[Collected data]
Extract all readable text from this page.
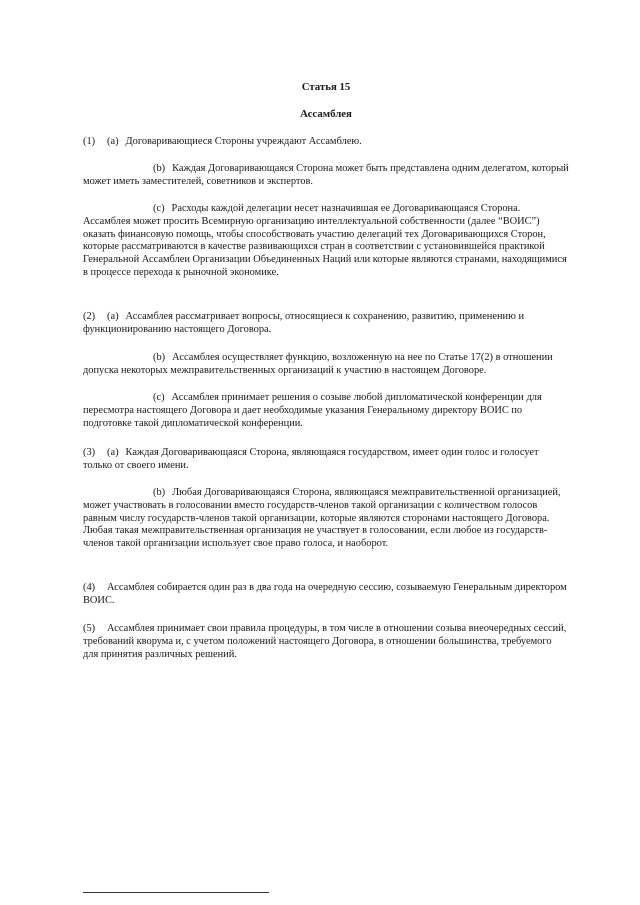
Статья 15
Ассамблея

(1) (a) Договаривающиеся Стороны учреждают Ассамблею.

(b) Каждая Договаривающаяся Сторона может быть представлена одним делегатом, который может иметь заместителей, советников и экспертов.

(c) Расходы каждой делегации несет назначившая ее Договаривающаяся Сторона. Ассамблея может просить Всемирную организацию интеллектуальной собственности (далее “ВОИС”) оказать финансовую помощь, чтобы способствовать участию делегаций тех Договаривающихся Сторон, которые рассматриваются в качестве развивающихся стран в соответствии с установившейся практикой Генеральной Ассамблеи Организации Объединенных Наций или которые являются странами, находящимися в процессе перехода к рыночной экономике.

(2) (a) Ассамблея рассматривает вопросы, относящиеся к сохранению, развитию, применению и функционированию настоящего Договора.

(b) Ассамблея осуществляет функцию, возложенную на нее по Статье 17(2) в отношении допуска некоторых межправительственных организаций к участию в настоящем Договоре.

(c) Ассамблея принимает решения о созыве любой дипломатической конференции для пересмотра настоящего Договора и дает необходимые указания Генеральному директору ВОИС по подготовке такой дипломатической конференции.

(3) (a) Каждая Договаривающаяся Сторона, являющаяся государством, имеет один голос и голосует только от своего имени.

(b) Любая Договаривающаяся Сторона, являющаяся межправительственной организацией, может участвовать в голосовании вместо государств-членов такой организации с количеством голосов равным числу государств-членов такой организации, которые являются сторонами настоящего Договора. Любая такая межправительственная организация не участвует в голосовании, если любое из государств-членов такой организации использует свое право голоса, и наоборот.

(4) Ассамблея собирается один раз в два года на очередную сессию, созываемую Генеральным директором ВОИС.

(5) Ассамблея принимает свои правила процедуры, в том числе в отношении созыва внеочередных сессий, требований кворума и, с учетом положений настоящего Договора, в отношении большинства, требуемого для принятия различных решений.
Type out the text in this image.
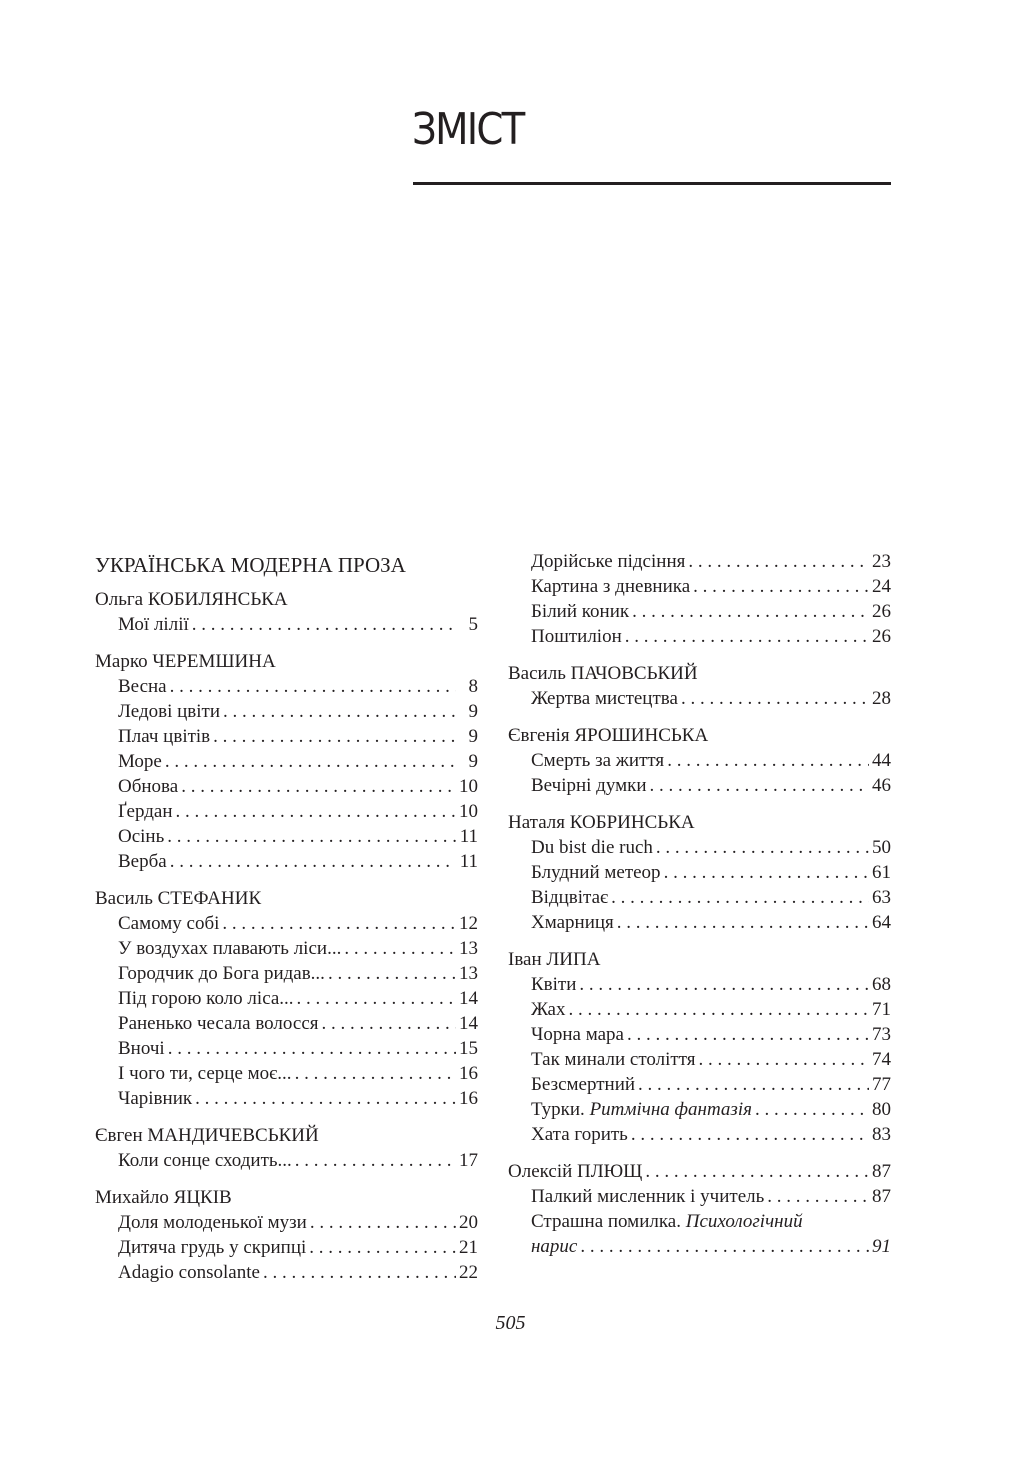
ЗМІСТ
УКРАЇНСЬКА МОДЕРНА ПРОЗА
Ольга КОБИЛЯНСЬКА
Мої лілії . . .	5
Марко ЧЕРЕМШИНА
Весна . . .	8
Ледові цвіти . . .	9
Плач цвітів . . .	9
Море . . .	9
Обнова . . .	10
Ґердан . . .	10
Осінь . . .	11
Верба . . .	11
Василь СТЕФАНИК
Самому собі . . .	12
У воздухах плавають ліси... . . .	13
Городчик до Бога ридав... . . .	13
Під горою коло ліса... . . .	14
Раненько чесала волосся . . .	14
Вночі . . .	15
І чого ти, серце моє... . . .	16
Чарівник . . .	16
Євген МАНДИЧЕВСЬКИЙ
Коли сонце сходить... . . .	17
Михайло ЯЦКІВ
Доля молоденької музи . . .	20
Дитяча грудь у скрипці . . .	21
Adagio consolante . . .	22
Дорійське підсіння . . .	23
Картина з дневника . . .	24
Білий коник . . .	26
Поштиліон . . .	26
Василь ПАЧОВСЬКИЙ
Жертва мистецтва . . .	28
Євгенія ЯРОШИНСЬКА
Смерть за життя . . .	44
Вечірні думки . . .	46
Наталя КОБРИНСЬКА
Du bist die ruch . . .	50
Блудний метеор . . .	61
Відцвітає . . .	63
Хмарниця . . .	64
Іван ЛИПА
Квіти . . .	68
Жах . . .	71
Чорна мара . . .	73
Так минали століття . . .	74
Безсмертний . . .	77
Турки. Ритмічна фантазія . . .	80
Хата горить . . .	83
Олексій ПЛЮЩ . . .	87
Палкий мисленник і учитель . . .	87
Страшна помилка. Психологічний
нарис . . .	91
505
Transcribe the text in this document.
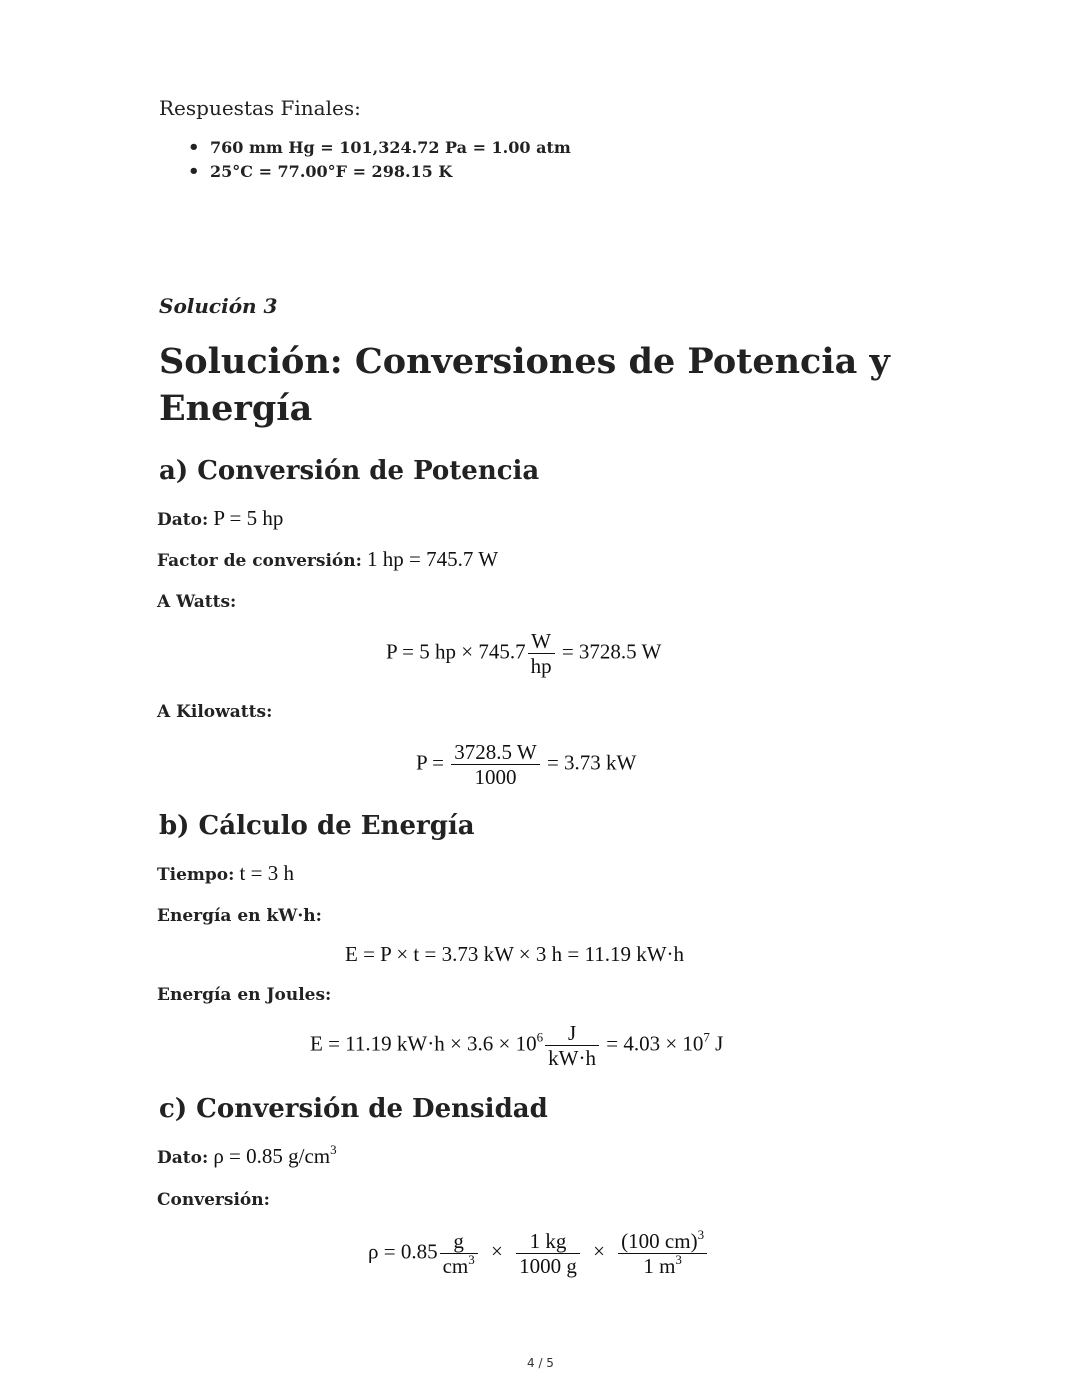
Respuestas Finales:
• 760 mm Hg = 101,324.72 Pa = 1.00 atm
• 25°C = 77.00°F = 298.15 K
Solución 3
Solución: Conversiones de Potencia y
Energía
a) Conversión de Potencia
Dato: P = 5 hp
Factor de conversión: 1 hp = 745.7 W
A Watts:
P = 5 hp × $745.7 \frac{W}{hp} = 3728.5$ W
A Kilowatts:
$P = \frac{3728.5 W}{1000} = 3.73$ kW
b) Cálculo de Energía
Tiempo: t = 3 h
Energía en kW·h:
E = P × t = 3.73 kW × 3 h = 11.19 kW·h
Energía en Joules:
E = 11.19 $kW\cdot h \times 3.6 \times 10^6 \frac{J}{kW\cdot h} = 4.03 \times 10^7$ J
c) Conversión de Densidad
Dato: ρ = 0.85 $g/cm^3$
Conversión:
$\rho = 0.85 \frac{g}{cm^3} \times \frac{1 kg}{1000 g} \times \frac{(100 cm)^3}{1 m^3}$
4 / 5
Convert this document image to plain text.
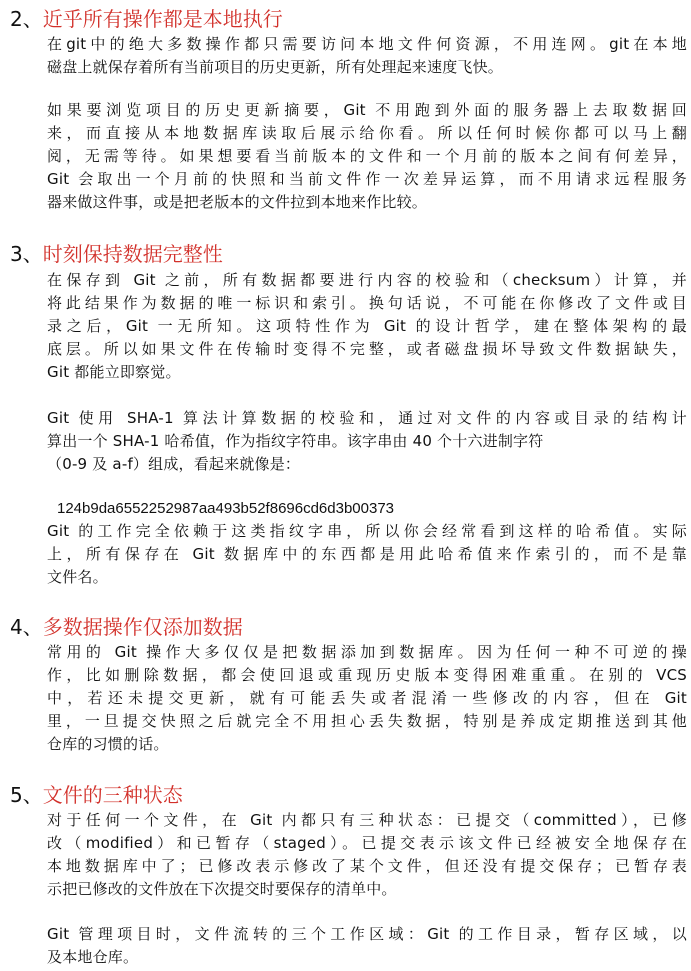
2、 近乎所有操作都是本地执行
在git中的绝大多数操作都只需要访问本地文件何资源，不用连网。git在本地
磁盘上就保存着所有当前项目的历史更新，所有处理起来速度飞快。
如果要浏览项目的历史更新摘要，Git 不用跑到外面的服务器上去取数据回
来，而直接从本地数据库读取后展示给你看。所以任何时候你都可以马上翻
阅，无需等待。如果想要看当前版本的文件和一个月前的版本之间有何差异，
Git 会取出一个月前的快照和当前文件作一次差异运算，而不用请求远程服务
器来做这件事，或是把老版本的文件拉到本地来作比较。
3、 时刻保持数据完整性
在保存到 Git 之前，所有数据都要进行内容的校验和（checksum）计算，并
将此结果作为数据的唯一标识和索引。换句话说，不可能在你修改了文件或目
录之后，Git 一无所知。这项特性作为 Git 的设计哲学，建在整体架构的最
底层。所以如果文件在传输时变得不完整，或者磁盘损坏导致文件数据缺失，
Git 都能立即察觉。
Git 使用 SHA-1 算法计算数据的校验和，通过对文件的内容或目录的结构计
算出一个 SHA-1 哈希值，作为指纹字符串。该字串由 40 个十六进制字符
（0-9 及 a-f）组成，看起来就像是：
124b9da6552252987aa493b52f8696cd6d3b00373
Git 的工作完全依赖于这类指纹字串，所以你会经常看到这样的哈希值。实际
上，所有保存在 Git 数据库中的东西都是用此哈希值来作索引的，而不是靠
文件名。
4、 多数据操作仅添加数据
常用的 Git 操作大多仅仅是把数据添加到数据库。因为任何一种不可逆的操
作，比如删除数据，都会使回退或重现历史版本变得困难重重。在别的 VCS
中，若还未提交更新，就有可能丢失或者混淆一些修改的内容，但在 Git
里，一旦提交快照之后就完全不用担心丢失数据，特别是养成定期推送到其他
仓库的习惯的话。
5、 文件的三种状态
对于任何一个文件，在 Git 内都只有三种状态：已提交（committed），已修
改（modified）和已暂存（staged）。已提交表示该文件已经被安全地保存在
本地数据库中了；已修改表示修改了某个文件，但还没有提交保存；已暂存表
示把已修改的文件放在下次提交时要保存的清单中。
Git 管理项目时，文件流转的三个工作区域：Git 的工作目录，暂存区域，以
及本地仓库。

** SHORT EXERCISE **
Transcribe the records word for word and include no pictures.

** RESULT OF THIS TASK **
Extract all readable text from this page.
Статья 15
Ассамблея

(1) (a) Договаривающиеся Стороны учреждают Ассамблею.

(b) Каждая Договаривающаяся Сторона может быть представлена одним делегатом, который может иметь заместителей, советников и экспертов.

(c) Расходы каждой делегации несет назначившая ее Договаривающаяся Сторона. Ассамблея может просить Всемирную организацию интеллектуальной собственности (далее “ВОИС”) оказать финансовую помощь, чтобы способствовать участию делегаций тех Договаривающихся Сторон, которые рассматриваются в качестве развивающихся стран в соответствии с установившейся практикой Генеральной Ассамблеи Организации Объединенных Наций или которые являются странами, находящимися в процессе перехода к рыночной экономике.

(2) (a) Ассамблея рассматривает вопросы, относящиеся к сохранению, развитию, применению и функционированию настоящего Договора.

(b) Ассамблея осуществляет функцию, возложенную на нее по Статье 17(2) в отношении допуска некоторых межправительственных организаций к участию в настоящем Договоре.

(c) Ассамблея принимает решения о созыве любой дипломатической конференции для пересмотра настоящего Договора и дает необходимые указания Генеральному директору ВОИС по подготовке такой дипломатической конференции.

(3) (a) Каждая Договаривающаяся Сторона, являющаяся государством, имеет один голос и голосует только от своего имени.

(b) Любая Договаривающаяся Сторона, являющаяся межправительственной организацией, может участвовать в голосовании вместо государств-членов такой организации с количеством голосов равным числу государств-членов такой организации, которые являются сторонами настоящего Договора. Любая такая межправительственная организация не участвует в голосовании, если любое из государств-членов такой организации использует свое право голоса, и наоборот.

(4) Ассамблея собирается один раз в два года на очередную сессию, созываемую Генеральным директором ВОИС.

(5) Ассамблея принимает свои правила процедуры, в том числе в отношении созыва внеочередных сессий, требований кворума и, с учетом положений настоящего Договора, в отношении большинства, требуемого для принятия различных решений.
Type out the text in this image.
ЗМІСТ
УКРАЇНСЬКА МОДЕРНА ПРОЗА
Ольга КОБИЛЯНСЬКА
Мої лілії . . .	5
Марко ЧЕРЕМШИНА
Весна . . .	8
Ледові цвіти . . .	9
Плач цвітів . . .	9
Море . . .	9
Обнова . . .	10
Ґердан . . .	10
Осінь . . .	11
Верба . . .	11
Василь СТЕФАНИК
Самому собі . . .	12
У воздухах плавають ліси... . . .	13
Городчик до Бога ридав... . . .	13
Під горою коло ліса... . . .	14
Раненько чесала волосся . . .	14
Вночі . . .	15
І чого ти, серце моє... . . .	16
Чарівник . . .	16
Євген МАНДИЧЕВСЬКИЙ
Коли сонце сходить... . . .	17
Михайло ЯЦКІВ
Доля молоденької музи . . .	20
Дитяча грудь у скрипці . . .	21
Adagio consolante . . .	22
Дорійське підсіння . . .	23
Картина з дневника . . .	24
Білий коник . . .	26
Поштиліон . . .	26
Василь ПАЧОВСЬКИЙ
Жертва мистецтва . . .	28
Євгенія ЯРОШИНСЬКА
Смерть за життя . . .	44
Вечірні думки . . .	46
Наталя КОБРИНСЬКА
Du bist die ruch . . .	50
Блудний метеор . . .	61
Відцвітає . . .	63
Хмарниця . . .	64
Іван ЛИПА
Квіти . . .	68
Жах . . .	71
Чорна мара . . .	73
Так минали століття . . .	74
Безсмертний . . .	77
Турки. Ритмічна фантазія . . .	80
Хата горить . . .	83
Олексій ПЛЮЩ . . .	87
Палкий мисленник і учитель . . .	87
Страшна помилка. Психологічний
нарис . . .	91
505
Transcribe the text in this document.
Respuestas Finales:
• 760 mm Hg = 101,324.72 Pa = 1.00 atm
• 25°C = 77.00°F = 298.15 K
Solución 3
Solución: Conversiones de Potencia y
Energía
a) Conversión de Potencia
Dato: P = 5 hp
Factor de conversión: 1 hp = 745.7 W
A Watts:
P = 5 hp × $745.7 \frac{W}{hp} = 3728.5$ W
A Kilowatts:
$P = \frac{3728.5 W}{1000} = 3.73$ kW
b) Cálculo de Energía
Tiempo: t = 3 h
Energía en kW·h:
E = P × t = 3.73 kW × 3 h = 11.19 kW·h
Energía en Joules:
E = 11.19 $kW\cdot h \times 3.6 \times 10^6 \frac{J}{kW\cdot h} = 4.03 \times 10^7$ J
c) Conversión de Densidad
Dato: ρ = 0.85 $g/cm^3$
Conversión:
$\rho = 0.85 \frac{g}{cm^3} \times \frac{1 kg}{1000 g} \times \frac{(100 cm)^3}{1 m^3}$
4 / 5
Convert this document image to plain text.
2、 近乎所有操作都是本地执行
在git中的绝大多数操作都只需要访问本地文件何资源，不用连网。git在本地
磁盘上就保存着所有当前项目的历史更新，所有处理起来速度飞快。
如果要浏览项目的历史更新摘要，Git 不用跑到外面的服务器上去取数据回
来，而直接从本地数据库读取后展示给你看。所以任何时候你都可以马上翻
阅，无需等待。如果想要看当前版本的文件和一个月前的版本之间有何差异，
Git 会取出一个月前的快照和当前文件作一次差异运算，而不用请求远程服务
器来做这件事，或是把老版本的文件拉到本地来作比较。
3、 时刻保持数据完整性
在保存到 Git 之前，所有数据都要进行内容的校验和（checksum）计算，并
将此结果作为数据的唯一标识和索引。换句话说，不可能在你修改了文件或目
录之后，Git 一无所知。这项特性作为 Git 的设计哲学，建在整体架构的最
底层。所以如果文件在传输时变得不完整，或者磁盘损坏导致文件数据缺失，
Git 都能立即察觉。
Git 使用 SHA-1 算法计算数据的校验和，通过对文件的内容或目录的结构计
算出一个 SHA-1 哈希值，作为指纹字符串。该字串由 40 个十六进制字符
（0-9 及 a-f）组成，看起来就像是：
124b9da6552252987aa493b52f8696cd6d3b00373
Git 的工作完全依赖于这类指纹字串，所以你会经常看到这样的哈希值。实际
上，所有保存在 Git 数据库中的东西都是用此哈希值来作索引的，而不是靠
文件名。
4、 多数据操作仅添加数据
常用的 Git 操作大多仅仅是把数据添加到数据库。因为任何一种不可逆的操
作，比如删除数据，都会使回退或重现历史版本变得困难重重。在别的 VCS
中，若还未提交更新，就有可能丢失或者混淆一些修改的内容，但在 Git
里，一旦提交快照之后就完全不用担心丢失数据，特别是养成定期推送到其他
仓库的习惯的话。
5、 文件的三种状态
对于任何一个文件，在 Git 内都只有三种状态：已提交（committed），已修
改（modified）和已暂存（staged）。已提交表示该文件已经被安全地保存在
本地数据库中了；已修改表示修改了某个文件，但还没有提交保存；已暂存表
示把已修改的文件放在下次提交时要保存的清单中。
Git 管理项目时，文件流转的三个工作区域：Git 的工作目录，暂存区域，以
及本地仓库。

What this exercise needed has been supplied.